__Set task__
Go through the listing and copy each line with the string "plain".

__Dataset entries__

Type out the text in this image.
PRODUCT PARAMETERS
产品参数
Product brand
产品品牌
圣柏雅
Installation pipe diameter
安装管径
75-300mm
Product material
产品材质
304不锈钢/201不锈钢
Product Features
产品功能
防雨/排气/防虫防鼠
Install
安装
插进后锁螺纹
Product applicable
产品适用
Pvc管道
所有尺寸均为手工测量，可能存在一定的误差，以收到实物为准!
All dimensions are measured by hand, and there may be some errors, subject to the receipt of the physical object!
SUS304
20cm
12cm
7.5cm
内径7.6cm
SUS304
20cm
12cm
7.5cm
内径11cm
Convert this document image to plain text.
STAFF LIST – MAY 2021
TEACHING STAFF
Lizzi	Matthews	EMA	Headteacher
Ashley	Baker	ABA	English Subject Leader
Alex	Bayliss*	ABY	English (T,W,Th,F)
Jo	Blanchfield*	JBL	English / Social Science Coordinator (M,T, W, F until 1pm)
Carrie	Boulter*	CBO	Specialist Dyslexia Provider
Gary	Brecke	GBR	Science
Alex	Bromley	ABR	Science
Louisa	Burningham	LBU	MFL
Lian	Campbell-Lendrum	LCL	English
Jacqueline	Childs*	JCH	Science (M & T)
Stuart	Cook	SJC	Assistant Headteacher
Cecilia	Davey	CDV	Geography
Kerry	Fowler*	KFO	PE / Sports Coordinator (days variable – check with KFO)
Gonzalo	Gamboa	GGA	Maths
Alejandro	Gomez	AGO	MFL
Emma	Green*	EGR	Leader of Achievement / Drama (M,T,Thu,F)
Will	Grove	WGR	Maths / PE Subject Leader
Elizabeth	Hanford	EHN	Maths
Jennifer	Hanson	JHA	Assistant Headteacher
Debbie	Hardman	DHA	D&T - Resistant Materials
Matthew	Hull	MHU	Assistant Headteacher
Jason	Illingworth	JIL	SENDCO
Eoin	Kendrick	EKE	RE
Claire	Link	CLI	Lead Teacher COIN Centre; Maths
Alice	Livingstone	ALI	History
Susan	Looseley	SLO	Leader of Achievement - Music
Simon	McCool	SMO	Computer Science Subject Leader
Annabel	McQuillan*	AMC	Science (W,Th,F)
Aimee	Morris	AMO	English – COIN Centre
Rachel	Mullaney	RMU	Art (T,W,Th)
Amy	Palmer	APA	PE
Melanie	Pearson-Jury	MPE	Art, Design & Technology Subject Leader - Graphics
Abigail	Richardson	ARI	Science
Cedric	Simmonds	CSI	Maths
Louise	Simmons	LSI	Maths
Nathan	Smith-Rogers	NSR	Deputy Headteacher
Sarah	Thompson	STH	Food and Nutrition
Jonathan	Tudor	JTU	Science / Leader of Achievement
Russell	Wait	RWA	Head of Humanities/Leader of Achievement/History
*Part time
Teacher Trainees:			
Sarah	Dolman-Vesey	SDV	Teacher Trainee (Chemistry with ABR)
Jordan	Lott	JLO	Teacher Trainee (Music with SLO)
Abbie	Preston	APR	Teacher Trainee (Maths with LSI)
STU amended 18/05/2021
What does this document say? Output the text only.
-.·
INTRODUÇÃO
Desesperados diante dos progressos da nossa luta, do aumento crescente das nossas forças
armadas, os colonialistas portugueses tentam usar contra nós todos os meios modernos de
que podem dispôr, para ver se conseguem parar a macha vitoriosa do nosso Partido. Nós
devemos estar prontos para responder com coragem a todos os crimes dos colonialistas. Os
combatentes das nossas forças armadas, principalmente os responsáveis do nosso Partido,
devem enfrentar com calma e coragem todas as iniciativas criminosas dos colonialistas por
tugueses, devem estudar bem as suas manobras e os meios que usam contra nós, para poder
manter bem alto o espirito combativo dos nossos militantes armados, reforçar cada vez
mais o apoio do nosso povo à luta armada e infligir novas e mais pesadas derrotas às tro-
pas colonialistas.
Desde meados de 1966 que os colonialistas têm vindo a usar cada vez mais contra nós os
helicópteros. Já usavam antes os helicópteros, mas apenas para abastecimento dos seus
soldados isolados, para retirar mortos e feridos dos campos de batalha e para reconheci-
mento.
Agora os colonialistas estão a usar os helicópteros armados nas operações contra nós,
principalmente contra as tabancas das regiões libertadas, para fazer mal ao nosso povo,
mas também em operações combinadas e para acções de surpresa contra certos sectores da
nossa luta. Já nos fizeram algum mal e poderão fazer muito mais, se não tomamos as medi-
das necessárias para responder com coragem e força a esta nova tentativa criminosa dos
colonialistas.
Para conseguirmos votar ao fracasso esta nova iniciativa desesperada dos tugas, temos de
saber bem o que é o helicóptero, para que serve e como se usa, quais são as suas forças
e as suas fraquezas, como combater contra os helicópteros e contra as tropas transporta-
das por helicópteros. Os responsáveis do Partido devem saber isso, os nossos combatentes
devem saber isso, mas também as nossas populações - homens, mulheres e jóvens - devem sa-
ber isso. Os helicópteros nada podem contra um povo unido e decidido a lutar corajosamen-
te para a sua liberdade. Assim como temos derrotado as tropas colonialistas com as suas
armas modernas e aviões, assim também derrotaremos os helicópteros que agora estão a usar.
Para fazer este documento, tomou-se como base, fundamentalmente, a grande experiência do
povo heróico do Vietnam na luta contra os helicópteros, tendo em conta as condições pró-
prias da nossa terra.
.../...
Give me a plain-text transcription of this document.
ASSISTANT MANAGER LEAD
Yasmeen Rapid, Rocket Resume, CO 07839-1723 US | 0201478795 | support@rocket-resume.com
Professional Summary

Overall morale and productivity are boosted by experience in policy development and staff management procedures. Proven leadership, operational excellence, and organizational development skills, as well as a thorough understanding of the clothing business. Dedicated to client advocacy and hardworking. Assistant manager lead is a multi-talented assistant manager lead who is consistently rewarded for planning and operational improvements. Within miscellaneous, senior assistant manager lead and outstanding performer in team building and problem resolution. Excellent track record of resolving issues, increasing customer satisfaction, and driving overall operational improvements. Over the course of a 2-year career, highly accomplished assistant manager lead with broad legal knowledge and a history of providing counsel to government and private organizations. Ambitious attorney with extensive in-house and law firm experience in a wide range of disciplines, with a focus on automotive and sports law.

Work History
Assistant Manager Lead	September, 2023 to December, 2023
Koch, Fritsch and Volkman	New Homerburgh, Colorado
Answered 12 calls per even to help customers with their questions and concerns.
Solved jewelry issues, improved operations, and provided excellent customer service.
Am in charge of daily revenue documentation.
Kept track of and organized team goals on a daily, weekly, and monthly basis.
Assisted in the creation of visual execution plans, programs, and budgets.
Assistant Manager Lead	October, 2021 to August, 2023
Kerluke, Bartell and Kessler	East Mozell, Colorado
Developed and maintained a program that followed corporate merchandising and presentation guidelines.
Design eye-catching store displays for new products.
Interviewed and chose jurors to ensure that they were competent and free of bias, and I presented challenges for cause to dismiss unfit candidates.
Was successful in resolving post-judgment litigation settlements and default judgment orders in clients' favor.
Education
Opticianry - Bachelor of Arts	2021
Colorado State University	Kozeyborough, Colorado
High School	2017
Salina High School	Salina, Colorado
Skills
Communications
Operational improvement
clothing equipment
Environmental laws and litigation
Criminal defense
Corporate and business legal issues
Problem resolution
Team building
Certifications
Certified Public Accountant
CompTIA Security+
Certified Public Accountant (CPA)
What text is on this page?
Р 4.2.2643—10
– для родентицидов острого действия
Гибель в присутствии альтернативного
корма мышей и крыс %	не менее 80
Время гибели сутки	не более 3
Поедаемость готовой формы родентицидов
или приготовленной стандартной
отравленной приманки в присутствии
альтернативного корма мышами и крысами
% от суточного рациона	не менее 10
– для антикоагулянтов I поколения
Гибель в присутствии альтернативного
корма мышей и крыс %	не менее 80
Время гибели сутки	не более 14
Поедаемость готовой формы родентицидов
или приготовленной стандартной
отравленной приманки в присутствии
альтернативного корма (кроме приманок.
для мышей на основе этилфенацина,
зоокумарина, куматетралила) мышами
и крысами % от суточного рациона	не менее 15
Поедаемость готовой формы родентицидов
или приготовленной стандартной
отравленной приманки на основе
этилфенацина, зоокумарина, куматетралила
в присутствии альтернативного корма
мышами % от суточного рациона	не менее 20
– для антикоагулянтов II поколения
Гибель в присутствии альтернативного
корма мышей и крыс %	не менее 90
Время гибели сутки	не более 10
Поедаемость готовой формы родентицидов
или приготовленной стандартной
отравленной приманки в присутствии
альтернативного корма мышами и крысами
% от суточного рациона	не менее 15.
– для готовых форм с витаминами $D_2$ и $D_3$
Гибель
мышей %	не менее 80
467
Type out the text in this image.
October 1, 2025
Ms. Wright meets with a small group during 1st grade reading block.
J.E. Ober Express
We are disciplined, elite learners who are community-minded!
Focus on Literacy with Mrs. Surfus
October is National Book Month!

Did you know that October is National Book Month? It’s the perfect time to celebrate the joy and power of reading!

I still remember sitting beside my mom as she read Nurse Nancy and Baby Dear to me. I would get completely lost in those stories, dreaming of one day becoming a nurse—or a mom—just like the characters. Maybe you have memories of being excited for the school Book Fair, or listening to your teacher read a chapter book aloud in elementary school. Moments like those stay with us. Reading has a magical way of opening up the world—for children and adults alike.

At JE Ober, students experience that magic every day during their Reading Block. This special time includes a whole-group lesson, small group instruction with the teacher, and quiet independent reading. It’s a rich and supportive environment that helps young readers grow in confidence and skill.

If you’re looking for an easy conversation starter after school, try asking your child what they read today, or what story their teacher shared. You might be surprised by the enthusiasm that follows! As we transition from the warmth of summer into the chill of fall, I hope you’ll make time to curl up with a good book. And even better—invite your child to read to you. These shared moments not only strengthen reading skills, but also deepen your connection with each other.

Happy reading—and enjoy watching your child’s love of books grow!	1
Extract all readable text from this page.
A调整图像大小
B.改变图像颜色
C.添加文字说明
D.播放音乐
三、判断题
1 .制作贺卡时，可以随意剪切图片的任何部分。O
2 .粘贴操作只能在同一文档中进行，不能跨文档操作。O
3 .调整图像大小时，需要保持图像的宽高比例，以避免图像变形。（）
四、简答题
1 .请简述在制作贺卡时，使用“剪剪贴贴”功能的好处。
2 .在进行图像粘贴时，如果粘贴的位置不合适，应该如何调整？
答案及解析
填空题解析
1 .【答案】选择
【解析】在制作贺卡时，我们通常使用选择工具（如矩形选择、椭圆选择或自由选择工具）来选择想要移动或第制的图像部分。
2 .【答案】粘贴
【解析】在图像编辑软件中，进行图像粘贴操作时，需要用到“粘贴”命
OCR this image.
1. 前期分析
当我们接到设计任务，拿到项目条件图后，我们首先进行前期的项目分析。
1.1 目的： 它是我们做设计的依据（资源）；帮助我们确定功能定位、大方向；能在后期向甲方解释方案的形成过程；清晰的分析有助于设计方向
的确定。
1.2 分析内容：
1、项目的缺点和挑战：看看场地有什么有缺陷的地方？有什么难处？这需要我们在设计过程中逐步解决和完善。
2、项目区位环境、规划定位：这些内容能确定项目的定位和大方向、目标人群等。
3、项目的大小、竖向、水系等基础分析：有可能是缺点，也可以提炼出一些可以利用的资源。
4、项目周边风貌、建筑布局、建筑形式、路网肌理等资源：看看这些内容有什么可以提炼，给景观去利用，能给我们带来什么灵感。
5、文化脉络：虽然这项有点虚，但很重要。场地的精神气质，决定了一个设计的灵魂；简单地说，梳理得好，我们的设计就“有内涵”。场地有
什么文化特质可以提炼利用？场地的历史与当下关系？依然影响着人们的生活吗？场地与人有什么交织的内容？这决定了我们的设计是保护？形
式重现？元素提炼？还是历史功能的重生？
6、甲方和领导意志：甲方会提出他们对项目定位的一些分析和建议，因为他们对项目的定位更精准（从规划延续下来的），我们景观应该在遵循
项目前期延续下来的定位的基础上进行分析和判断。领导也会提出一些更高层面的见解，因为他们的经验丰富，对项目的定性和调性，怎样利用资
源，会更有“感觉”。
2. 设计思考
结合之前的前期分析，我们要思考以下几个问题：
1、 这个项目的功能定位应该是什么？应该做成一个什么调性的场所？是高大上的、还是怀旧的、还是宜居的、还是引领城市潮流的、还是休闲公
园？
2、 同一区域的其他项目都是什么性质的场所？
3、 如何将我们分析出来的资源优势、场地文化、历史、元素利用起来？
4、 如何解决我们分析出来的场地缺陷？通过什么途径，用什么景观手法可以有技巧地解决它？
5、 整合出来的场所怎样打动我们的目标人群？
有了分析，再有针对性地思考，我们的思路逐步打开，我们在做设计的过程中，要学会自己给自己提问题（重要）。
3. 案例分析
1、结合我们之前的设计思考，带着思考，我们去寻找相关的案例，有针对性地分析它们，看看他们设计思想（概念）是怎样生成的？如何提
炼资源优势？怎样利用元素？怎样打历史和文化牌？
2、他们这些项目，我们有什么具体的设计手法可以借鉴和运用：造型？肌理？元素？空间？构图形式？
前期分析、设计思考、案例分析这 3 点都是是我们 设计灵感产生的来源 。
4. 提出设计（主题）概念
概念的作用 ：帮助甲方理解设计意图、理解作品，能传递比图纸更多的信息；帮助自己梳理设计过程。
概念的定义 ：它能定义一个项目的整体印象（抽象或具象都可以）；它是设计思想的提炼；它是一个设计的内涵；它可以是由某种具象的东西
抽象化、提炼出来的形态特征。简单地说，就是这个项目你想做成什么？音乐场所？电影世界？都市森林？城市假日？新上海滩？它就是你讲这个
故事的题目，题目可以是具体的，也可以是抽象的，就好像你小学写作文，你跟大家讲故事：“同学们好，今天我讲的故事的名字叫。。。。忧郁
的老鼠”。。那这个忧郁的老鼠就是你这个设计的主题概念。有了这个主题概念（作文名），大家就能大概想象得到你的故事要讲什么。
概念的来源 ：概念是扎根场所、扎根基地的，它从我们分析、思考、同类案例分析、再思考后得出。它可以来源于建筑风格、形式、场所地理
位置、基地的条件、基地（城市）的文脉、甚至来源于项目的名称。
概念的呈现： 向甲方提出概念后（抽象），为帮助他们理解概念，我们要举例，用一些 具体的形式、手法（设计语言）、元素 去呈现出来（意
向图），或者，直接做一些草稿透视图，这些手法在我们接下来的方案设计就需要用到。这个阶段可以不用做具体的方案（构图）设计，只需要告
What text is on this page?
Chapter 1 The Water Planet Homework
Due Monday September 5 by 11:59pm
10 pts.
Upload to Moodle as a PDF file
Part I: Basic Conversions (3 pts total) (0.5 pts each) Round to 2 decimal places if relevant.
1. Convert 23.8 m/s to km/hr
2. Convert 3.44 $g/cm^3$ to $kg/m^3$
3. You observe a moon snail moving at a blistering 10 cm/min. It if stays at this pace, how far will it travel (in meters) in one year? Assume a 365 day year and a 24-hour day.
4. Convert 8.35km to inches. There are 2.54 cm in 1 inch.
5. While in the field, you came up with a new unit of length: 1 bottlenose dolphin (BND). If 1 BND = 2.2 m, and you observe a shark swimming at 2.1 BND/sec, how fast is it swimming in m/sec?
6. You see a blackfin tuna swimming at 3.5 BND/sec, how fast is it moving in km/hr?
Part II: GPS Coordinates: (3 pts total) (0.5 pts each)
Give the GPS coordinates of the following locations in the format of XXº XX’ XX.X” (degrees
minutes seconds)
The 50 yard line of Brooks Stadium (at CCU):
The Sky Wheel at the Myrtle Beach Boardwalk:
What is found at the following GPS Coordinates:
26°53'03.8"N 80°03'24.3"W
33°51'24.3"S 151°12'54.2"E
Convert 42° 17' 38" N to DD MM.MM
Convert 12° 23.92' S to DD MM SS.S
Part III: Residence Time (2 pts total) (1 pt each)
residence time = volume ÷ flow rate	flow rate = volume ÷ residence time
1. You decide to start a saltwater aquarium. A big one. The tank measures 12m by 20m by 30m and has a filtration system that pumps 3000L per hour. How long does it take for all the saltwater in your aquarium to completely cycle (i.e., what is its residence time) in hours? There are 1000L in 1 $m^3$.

__Answer to the task__
Convert this document image to plain text.
Give me a plain-text transcription of this document.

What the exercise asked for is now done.